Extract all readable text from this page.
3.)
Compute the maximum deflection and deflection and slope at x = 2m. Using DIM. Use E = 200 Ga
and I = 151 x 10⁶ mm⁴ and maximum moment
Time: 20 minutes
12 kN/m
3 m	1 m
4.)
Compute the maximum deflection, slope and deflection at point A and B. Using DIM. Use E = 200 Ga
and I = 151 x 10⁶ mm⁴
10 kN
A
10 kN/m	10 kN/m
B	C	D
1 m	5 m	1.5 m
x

============

--- TASK DIRECTIONS ---
From the listing above, reproduce all the lines exactly.

--- WRITTEN REPLY ---
Extract all readable text from this page.
3.)
Compute the maximum deflection and deflection and slope at x = 2m. Using DIM. Use E = 200 Ga
and I = 151 x 10⁶ mm⁴ and maximum moment
Time: 20 minutes
12 kN/m
3 m	1 m
4.)
Compute the maximum deflection, slope and deflection at point A and B. Using DIM. Use E = 200 Ga
and I = 151 x 10⁶ mm⁴
10 kN
A
10 kN/m	10 kN/m
B	C	D
1 m	5 m	1.5 m
x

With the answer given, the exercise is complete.